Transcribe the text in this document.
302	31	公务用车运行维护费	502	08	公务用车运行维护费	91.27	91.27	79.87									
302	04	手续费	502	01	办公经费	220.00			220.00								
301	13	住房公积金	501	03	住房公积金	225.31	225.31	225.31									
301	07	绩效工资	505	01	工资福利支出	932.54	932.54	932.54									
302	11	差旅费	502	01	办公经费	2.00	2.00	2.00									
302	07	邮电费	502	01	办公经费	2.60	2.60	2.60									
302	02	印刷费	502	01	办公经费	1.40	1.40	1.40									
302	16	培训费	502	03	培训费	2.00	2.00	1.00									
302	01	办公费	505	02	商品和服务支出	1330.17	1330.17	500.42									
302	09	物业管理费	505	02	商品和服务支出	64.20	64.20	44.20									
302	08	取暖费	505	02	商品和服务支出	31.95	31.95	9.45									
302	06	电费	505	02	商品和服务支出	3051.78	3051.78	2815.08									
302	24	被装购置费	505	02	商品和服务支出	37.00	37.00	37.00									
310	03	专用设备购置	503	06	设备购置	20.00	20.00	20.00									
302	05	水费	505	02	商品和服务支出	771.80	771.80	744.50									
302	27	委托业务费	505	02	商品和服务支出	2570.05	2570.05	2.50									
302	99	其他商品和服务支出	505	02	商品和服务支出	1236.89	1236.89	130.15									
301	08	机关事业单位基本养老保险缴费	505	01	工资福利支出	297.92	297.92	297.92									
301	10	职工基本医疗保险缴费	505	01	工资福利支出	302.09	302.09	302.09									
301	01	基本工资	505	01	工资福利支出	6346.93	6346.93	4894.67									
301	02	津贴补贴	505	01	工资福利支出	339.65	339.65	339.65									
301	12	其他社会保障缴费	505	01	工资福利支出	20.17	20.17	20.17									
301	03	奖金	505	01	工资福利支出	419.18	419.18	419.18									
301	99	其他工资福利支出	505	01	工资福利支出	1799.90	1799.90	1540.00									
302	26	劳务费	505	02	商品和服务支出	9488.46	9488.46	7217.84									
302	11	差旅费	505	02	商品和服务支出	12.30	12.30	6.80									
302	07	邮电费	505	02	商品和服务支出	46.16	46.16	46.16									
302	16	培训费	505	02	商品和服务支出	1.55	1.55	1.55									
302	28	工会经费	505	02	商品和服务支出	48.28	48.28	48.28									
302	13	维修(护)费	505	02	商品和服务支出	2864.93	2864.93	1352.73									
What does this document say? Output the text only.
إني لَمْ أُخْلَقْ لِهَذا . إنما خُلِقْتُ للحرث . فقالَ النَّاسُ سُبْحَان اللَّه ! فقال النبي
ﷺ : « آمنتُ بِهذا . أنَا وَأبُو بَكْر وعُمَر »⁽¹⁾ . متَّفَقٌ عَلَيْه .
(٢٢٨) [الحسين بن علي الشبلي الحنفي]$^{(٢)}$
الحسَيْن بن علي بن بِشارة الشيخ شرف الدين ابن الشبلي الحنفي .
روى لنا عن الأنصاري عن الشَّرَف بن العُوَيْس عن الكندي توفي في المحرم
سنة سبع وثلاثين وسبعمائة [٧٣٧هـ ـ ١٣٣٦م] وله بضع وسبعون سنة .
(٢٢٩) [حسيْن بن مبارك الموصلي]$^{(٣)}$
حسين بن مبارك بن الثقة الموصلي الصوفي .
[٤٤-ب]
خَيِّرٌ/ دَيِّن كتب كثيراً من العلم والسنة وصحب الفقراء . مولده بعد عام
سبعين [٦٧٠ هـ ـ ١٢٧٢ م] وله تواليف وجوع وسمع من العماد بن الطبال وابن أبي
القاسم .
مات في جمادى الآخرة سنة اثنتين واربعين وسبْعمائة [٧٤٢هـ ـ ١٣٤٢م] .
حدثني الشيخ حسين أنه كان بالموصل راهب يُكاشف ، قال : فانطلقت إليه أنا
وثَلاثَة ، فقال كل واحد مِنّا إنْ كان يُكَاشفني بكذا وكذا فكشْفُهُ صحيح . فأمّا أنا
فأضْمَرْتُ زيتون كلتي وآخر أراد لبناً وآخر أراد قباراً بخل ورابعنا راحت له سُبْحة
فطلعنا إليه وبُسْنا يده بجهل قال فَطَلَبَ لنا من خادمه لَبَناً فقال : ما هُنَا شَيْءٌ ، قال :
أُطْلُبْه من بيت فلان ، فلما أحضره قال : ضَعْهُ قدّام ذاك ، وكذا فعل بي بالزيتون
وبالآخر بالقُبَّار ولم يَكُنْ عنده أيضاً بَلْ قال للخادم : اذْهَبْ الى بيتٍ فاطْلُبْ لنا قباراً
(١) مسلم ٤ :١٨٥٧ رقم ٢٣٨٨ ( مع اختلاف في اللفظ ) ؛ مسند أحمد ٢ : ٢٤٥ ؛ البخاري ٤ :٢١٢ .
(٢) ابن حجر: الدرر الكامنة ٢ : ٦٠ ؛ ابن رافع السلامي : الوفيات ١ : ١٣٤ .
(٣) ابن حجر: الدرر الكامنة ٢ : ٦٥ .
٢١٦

### [TO BE DONE]
Each record must be repeated exactly as it is.

### [COMPLETED EXERCISE]
Transcribe the text in this document.
302	31	公务用车运行维护费	502	08	公务用车运行维护费	91.27	91.27	79.87									
302	04	手续费	502	01	办公经费	220.00			220.00								
301	13	住房公积金	501	03	住房公积金	225.31	225.31	225.31									
301	07	绩效工资	505	01	工资福利支出	932.54	932.54	932.54									
302	11	差旅费	502	01	办公经费	2.00	2.00	2.00									
302	07	邮电费	502	01	办公经费	2.60	2.60	2.60									
302	02	印刷费	502	01	办公经费	1.40	1.40	1.40									
302	16	培训费	502	03	培训费	2.00	2.00	1.00									
302	01	办公费	505	02	商品和服务支出	1330.17	1330.17	500.42									
302	09	物业管理费	505	02	商品和服务支出	64.20	64.20	44.20									
302	08	取暖费	505	02	商品和服务支出	31.95	31.95	9.45									
302	06	电费	505	02	商品和服务支出	3051.78	3051.78	2815.08									
302	24	被装购置费	505	02	商品和服务支出	37.00	37.00	37.00									
310	03	专用设备购置	503	06	设备购置	20.00	20.00	20.00									
302	05	水费	505	02	商品和服务支出	771.80	771.80	744.50									
302	27	委托业务费	505	02	商品和服务支出	2570.05	2570.05	2.50									
302	99	其他商品和服务支出	505	02	商品和服务支出	1236.89	1236.89	130.15									
301	08	机关事业单位基本养老保险缴费	505	01	工资福利支出	297.92	297.92	297.92									
301	10	职工基本医疗保险缴费	505	01	工资福利支出	302.09	302.09	302.09									
301	01	基本工资	505	01	工资福利支出	6346.93	6346.93	4894.67									
301	02	津贴补贴	505	01	工资福利支出	339.65	339.65	339.65									
301	12	其他社会保障缴费	505	01	工资福利支出	20.17	20.17	20.17									
301	03	奖金	505	01	工资福利支出	419.18	419.18	419.18									
301	99	其他工资福利支出	505	01	工资福利支出	1799.90	1799.90	1540.00									
302	26	劳务费	505	02	商品和服务支出	9488.46	9488.46	7217.84									
302	11	差旅费	505	02	商品和服务支出	12.30	12.30	6.80									
302	07	邮电费	505	02	商品和服务支出	46.16	46.16	46.16									
302	16	培训费	505	02	商品和服务支出	1.55	1.55	1.55									
302	28	工会经费	505	02	商品和服务支出	48.28	48.28	48.28									
302	13	维修(护)费	505	02	商品和服务支出	2864.93	2864.93	1352.73									
What does this document say? Output the text only.
إني لَمْ أُخْلَقْ لِهَذا . إنما خُلِقْتُ للحرث . فقالَ النَّاسُ سُبْحَان اللَّه ! فقال النبي
ﷺ : « آمنتُ بِهذا . أنَا وَأبُو بَكْر وعُمَر »⁽¹⁾ . متَّفَقٌ عَلَيْه .
(٢٢٨) [الحسين بن علي الشبلي الحنفي]$^{(٢)}$
الحسَيْن بن علي بن بِشارة الشيخ شرف الدين ابن الشبلي الحنفي .
روى لنا عن الأنصاري عن الشَّرَف بن العُوَيْس عن الكندي توفي في المحرم
سنة سبع وثلاثين وسبعمائة [٧٣٧هـ ـ ١٣٣٦م] وله بضع وسبعون سنة .
(٢٢٩) [حسيْن بن مبارك الموصلي]$^{(٣)}$
حسين بن مبارك بن الثقة الموصلي الصوفي .
[٤٤-ب]
خَيِّرٌ/ دَيِّن كتب كثيراً من العلم والسنة وصحب الفقراء . مولده بعد عام
سبعين [٦٧٠ هـ ـ ١٢٧٢ م] وله تواليف وجوع وسمع من العماد بن الطبال وابن أبي
القاسم .
مات في جمادى الآخرة سنة اثنتين واربعين وسبْعمائة [٧٤٢هـ ـ ١٣٤٢م] .
حدثني الشيخ حسين أنه كان بالموصل راهب يُكاشف ، قال : فانطلقت إليه أنا
وثَلاثَة ، فقال كل واحد مِنّا إنْ كان يُكَاشفني بكذا وكذا فكشْفُهُ صحيح . فأمّا أنا
فأضْمَرْتُ زيتون كلتي وآخر أراد لبناً وآخر أراد قباراً بخل ورابعنا راحت له سُبْحة
فطلعنا إليه وبُسْنا يده بجهل قال فَطَلَبَ لنا من خادمه لَبَناً فقال : ما هُنَا شَيْءٌ ، قال :
أُطْلُبْه من بيت فلان ، فلما أحضره قال : ضَعْهُ قدّام ذاك ، وكذا فعل بي بالزيتون
وبالآخر بالقُبَّار ولم يَكُنْ عنده أيضاً بَلْ قال للخادم : اذْهَبْ الى بيتٍ فاطْلُبْ لنا قباراً
(١) مسلم ٤ :١٨٥٧ رقم ٢٣٨٨ ( مع اختلاف في اللفظ ) ؛ مسند أحمد ٢ : ٢٤٥ ؛ البخاري ٤ :٢١٢ .
(٢) ابن حجر: الدرر الكامنة ٢ : ٦٠ ؛ ابن رافع السلامي : الوفيات ١ : ١٣٤ .
(٣) ابن حجر: الدرر الكامنة ٢ : ٦٥ .
٢١٦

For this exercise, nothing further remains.